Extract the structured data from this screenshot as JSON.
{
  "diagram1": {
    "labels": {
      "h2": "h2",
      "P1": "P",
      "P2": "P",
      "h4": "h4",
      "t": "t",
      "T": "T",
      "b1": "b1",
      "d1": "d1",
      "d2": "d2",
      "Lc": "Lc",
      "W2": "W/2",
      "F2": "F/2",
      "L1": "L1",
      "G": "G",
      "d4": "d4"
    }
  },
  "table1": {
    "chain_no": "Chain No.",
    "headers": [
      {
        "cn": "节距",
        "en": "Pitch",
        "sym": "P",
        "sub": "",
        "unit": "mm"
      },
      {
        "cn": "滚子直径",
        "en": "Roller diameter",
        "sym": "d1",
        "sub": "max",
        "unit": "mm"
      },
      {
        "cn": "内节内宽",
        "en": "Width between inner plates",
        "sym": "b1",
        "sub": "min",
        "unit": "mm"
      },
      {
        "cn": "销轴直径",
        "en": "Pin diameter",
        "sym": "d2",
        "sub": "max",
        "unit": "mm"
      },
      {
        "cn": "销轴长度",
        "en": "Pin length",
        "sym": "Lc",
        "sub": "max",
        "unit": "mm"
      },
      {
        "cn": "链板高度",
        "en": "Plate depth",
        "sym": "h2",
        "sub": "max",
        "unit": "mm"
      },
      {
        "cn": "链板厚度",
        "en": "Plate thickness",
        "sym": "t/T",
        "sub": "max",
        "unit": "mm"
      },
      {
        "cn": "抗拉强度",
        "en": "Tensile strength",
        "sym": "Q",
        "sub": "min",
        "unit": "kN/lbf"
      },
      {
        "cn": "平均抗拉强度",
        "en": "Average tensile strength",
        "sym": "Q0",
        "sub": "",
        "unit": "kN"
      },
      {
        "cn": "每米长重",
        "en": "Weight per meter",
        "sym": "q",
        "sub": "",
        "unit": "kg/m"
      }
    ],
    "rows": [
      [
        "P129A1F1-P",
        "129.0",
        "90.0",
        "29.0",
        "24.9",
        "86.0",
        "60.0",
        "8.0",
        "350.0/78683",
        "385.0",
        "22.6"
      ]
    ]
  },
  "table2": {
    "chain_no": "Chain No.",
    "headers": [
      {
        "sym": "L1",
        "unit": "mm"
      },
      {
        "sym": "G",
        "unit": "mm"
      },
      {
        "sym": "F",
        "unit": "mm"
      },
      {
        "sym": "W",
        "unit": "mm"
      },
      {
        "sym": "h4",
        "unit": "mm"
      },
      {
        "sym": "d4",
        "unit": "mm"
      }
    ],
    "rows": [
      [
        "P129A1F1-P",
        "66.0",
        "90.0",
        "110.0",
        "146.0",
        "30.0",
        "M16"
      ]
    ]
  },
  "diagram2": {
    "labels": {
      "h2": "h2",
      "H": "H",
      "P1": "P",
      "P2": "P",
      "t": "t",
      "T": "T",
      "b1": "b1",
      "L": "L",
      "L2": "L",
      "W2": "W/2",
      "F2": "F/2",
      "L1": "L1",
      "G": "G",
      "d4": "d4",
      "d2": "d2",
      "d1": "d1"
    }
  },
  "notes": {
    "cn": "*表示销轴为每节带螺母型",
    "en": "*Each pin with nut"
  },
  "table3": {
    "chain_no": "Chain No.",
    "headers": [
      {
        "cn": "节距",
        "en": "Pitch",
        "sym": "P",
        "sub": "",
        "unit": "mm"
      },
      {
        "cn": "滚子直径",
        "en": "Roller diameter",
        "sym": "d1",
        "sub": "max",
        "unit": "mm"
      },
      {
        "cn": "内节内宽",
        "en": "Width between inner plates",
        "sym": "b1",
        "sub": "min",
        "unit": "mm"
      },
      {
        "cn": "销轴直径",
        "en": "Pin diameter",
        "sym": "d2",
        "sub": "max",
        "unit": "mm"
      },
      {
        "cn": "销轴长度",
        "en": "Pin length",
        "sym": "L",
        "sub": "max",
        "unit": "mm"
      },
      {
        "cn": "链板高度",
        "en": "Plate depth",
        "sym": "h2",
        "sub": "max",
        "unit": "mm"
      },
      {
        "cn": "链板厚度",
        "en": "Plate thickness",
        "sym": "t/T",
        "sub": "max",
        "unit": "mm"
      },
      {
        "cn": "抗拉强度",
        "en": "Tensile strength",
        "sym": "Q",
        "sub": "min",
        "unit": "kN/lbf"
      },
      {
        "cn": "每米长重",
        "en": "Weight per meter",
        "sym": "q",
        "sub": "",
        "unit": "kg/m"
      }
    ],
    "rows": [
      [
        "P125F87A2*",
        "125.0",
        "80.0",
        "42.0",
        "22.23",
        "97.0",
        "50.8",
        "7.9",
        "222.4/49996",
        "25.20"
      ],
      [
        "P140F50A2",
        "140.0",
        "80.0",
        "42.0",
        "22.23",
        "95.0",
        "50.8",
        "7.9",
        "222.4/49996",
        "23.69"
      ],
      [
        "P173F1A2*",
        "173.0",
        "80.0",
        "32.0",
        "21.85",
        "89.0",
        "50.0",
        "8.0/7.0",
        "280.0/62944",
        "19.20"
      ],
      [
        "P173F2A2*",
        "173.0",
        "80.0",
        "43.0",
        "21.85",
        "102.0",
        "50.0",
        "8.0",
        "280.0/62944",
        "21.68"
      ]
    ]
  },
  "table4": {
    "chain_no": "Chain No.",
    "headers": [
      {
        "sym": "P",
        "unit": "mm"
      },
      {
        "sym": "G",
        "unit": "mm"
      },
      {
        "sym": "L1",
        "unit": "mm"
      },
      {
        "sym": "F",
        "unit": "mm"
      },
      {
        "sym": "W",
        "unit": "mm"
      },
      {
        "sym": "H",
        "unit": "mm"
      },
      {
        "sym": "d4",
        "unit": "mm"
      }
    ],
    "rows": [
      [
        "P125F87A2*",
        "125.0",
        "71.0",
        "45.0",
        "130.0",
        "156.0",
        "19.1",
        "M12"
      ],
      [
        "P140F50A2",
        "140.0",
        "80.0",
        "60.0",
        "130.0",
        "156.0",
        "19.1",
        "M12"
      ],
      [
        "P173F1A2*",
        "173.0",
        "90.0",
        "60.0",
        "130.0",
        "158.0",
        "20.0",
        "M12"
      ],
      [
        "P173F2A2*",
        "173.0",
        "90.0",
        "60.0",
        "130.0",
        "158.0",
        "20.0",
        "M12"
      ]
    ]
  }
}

:::::

== EXERCISE TASK ==
Your task is to output all of the data above word for word.

== WRITTEN ANSWER ==
Extract the structured data from this screenshot as JSON.
{
  "diagram1": {
    "labels": {
      "h2": "h2",
      "P1": "P",
      "P2": "P",
      "h4": "h4",
      "t": "t",
      "T": "T",
      "b1": "b1",
      "d1": "d1",
      "d2": "d2",
      "Lc": "Lc",
      "W2": "W/2",
      "F2": "F/2",
      "L1": "L1",
      "G": "G",
      "d4": "d4"
    }
  },
  "table1": {
    "chain_no": "Chain No.",
    "headers": [
      {
        "cn": "节距",
        "en": "Pitch",
        "sym": "P",
        "sub": "",
        "unit": "mm"
      },
      {
        "cn": "滚子直径",
        "en": "Roller diameter",
        "sym": "d1",
        "sub": "max",
        "unit": "mm"
      },
      {
        "cn": "内节内宽",
        "en": "Width between inner plates",
        "sym": "b1",
        "sub": "min",
        "unit": "mm"
      },
      {
        "cn": "销轴直径",
        "en": "Pin diameter",
        "sym": "d2",
        "sub": "max",
        "unit": "mm"
      },
      {
        "cn": "销轴长度",
        "en": "Pin length",
        "sym": "Lc",
        "sub": "max",
        "unit": "mm"
      },
      {
        "cn": "链板高度",
        "en": "Plate depth",
        "sym": "h2",
        "sub": "max",
        "unit": "mm"
      },
      {
        "cn": "链板厚度",
        "en": "Plate thickness",
        "sym": "t/T",
        "sub": "max",
        "unit": "mm"
      },
      {
        "cn": "抗拉强度",
        "en": "Tensile strength",
        "sym": "Q",
        "sub": "min",
        "unit": "kN/lbf"
      },
      {
        "cn": "平均抗拉强度",
        "en": "Average tensile strength",
        "sym": "Q0",
        "sub": "",
        "unit": "kN"
      },
      {
        "cn": "每米长重",
        "en": "Weight per meter",
        "sym": "q",
        "sub": "",
        "unit": "kg/m"
      }
    ],
    "rows": [
      [
        "P129A1F1-P",
        "129.0",
        "90.0",
        "29.0",
        "24.9",
        "86.0",
        "60.0",
        "8.0",
        "350.0/78683",
        "385.0",
        "22.6"
      ]
    ]
  },
  "table2": {
    "chain_no": "Chain No.",
    "headers": [
      {
        "sym": "L1",
        "unit": "mm"
      },
      {
        "sym": "G",
        "unit": "mm"
      },
      {
        "sym": "F",
        "unit": "mm"
      },
      {
        "sym": "W",
        "unit": "mm"
      },
      {
        "sym": "h4",
        "unit": "mm"
      },
      {
        "sym": "d4",
        "unit": "mm"
      }
    ],
    "rows": [
      [
        "P129A1F1-P",
        "66.0",
        "90.0",
        "110.0",
        "146.0",
        "30.0",
        "M16"
      ]
    ]
  },
  "diagram2": {
    "labels": {
      "h2": "h2",
      "H": "H",
      "P1": "P",
      "P2": "P",
      "t": "t",
      "T": "T",
      "b1": "b1",
      "L": "L",
      "L2": "L",
      "W2": "W/2",
      "F2": "F/2",
      "L1": "L1",
      "G": "G",
      "d4": "d4",
      "d2": "d2",
      "d1": "d1"
    }
  },
  "notes": {
    "cn": "*表示销轴为每节带螺母型",
    "en": "*Each pin with nut"
  },
  "table3": {
    "chain_no": "Chain No.",
    "headers": [
      {
        "cn": "节距",
        "en": "Pitch",
        "sym": "P",
        "sub": "",
        "unit": "mm"
      },
      {
        "cn": "滚子直径",
        "en": "Roller diameter",
        "sym": "d1",
        "sub": "max",
        "unit": "mm"
      },
      {
        "cn": "内节内宽",
        "en": "Width between inner plates",
        "sym": "b1",
        "sub": "min",
        "unit": "mm"
      },
      {
        "cn": "销轴直径",
        "en": "Pin diameter",
        "sym": "d2",
        "sub": "max",
        "unit": "mm"
      },
      {
        "cn": "销轴长度",
        "en": "Pin length",
        "sym": "L",
        "sub": "max",
        "unit": "mm"
      },
      {
        "cn": "链板高度",
        "en": "Plate depth",
        "sym": "h2",
        "sub": "max",
        "unit": "mm"
      },
      {
        "cn": "链板厚度",
        "en": "Plate thickness",
        "sym": "t/T",
        "sub": "max",
        "unit": "mm"
      },
      {
        "cn": "抗拉强度",
        "en": "Tensile strength",
        "sym": "Q",
        "sub": "min",
        "unit": "kN/lbf"
      },
      {
        "cn": "每米长重",
        "en": "Weight per meter",
        "sym": "q",
        "sub": "",
        "unit": "kg/m"
      }
    ],
    "rows": [
      [
        "P125F87A2*",
        "125.0",
        "80.0",
        "42.0",
        "22.23",
        "97.0",
        "50.8",
        "7.9",
        "222.4/49996",
        "25.20"
      ],
      [
        "P140F50A2",
        "140.0",
        "80.0",
        "42.0",
        "22.23",
        "95.0",
        "50.8",
        "7.9",
        "222.4/49996",
        "23.69"
      ],
      [
        "P173F1A2*",
        "173.0",
        "80.0",
        "32.0",
        "21.85",
        "89.0",
        "50.0",
        "8.0/7.0",
        "280.0/62944",
        "19.20"
      ],
      [
        "P173F2A2*",
        "173.0",
        "80.0",
        "43.0",
        "21.85",
        "102.0",
        "50.0",
        "8.0",
        "280.0/62944",
        "21.68"
      ]
    ]
  },
  "table4": {
    "chain_no": "Chain No.",
    "headers": [
      {
        "sym": "P",
        "unit": "mm"
      },
      {
        "sym": "G",
        "unit": "mm"
      },
      {
        "sym": "L1",
        "unit": "mm"
      },
      {
        "sym": "F",
        "unit": "mm"
      },
      {
        "sym": "W",
        "unit": "mm"
      },
      {
        "sym": "H",
        "unit": "mm"
      },
      {
        "sym": "d4",
        "unit": "mm"
      }
    ],
    "rows": [
      [
        "P125F87A2*",
        "125.0",
        "71.0",
        "45.0",
        "130.0",
        "156.0",
        "19.1",
        "M12"
      ],
      [
        "P140F50A2",
        "140.0",
        "80.0",
        "60.0",
        "130.0",
        "156.0",
        "19.1",
        "M12"
      ],
      [
        "P173F1A2*",
        "173.0",
        "90.0",
        "60.0",
        "130.0",
        "158.0",
        "20.0",
        "M12"
      ],
      [
        "P173F2A2*",
        "173.0",
        "90.0",
        "60.0",
        "130.0",
        "158.0",
        "20.0",
        "M12"
      ]
    ]
  }
}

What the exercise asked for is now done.